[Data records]

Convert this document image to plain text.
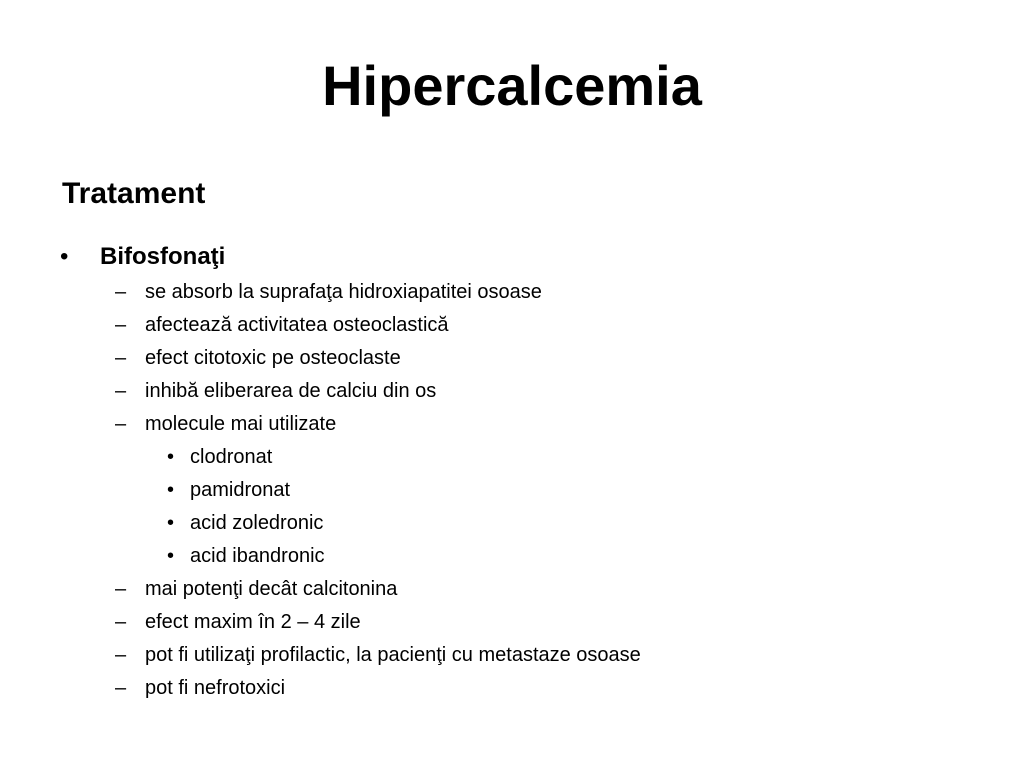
Hipercalcemia
Tratament
• Bifosfonaţi
– se absorb la suprafaţa hidroxiapatitei osoase
– afectează activitatea osteoclastică
– efect citotoxic pe osteoclaste
– inhibă eliberarea de calciu din os
– molecule mai utilizate
• clodronat
• pamidronat
• acid zoledronic
• acid ibandronic
– mai potenţi decât calcitonina
– efect maxim în 2 – 4 zile
– pot fi utilizaţi profilactic, la pacienţi cu metastaze osoase
– pot fi nefrotoxici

What needs to be done: Extract each line from the entries above that contains the string "efect".

Exercise solution:
– efect citotoxic pe osteoclaste
– efect maxim în 2 – 4 zile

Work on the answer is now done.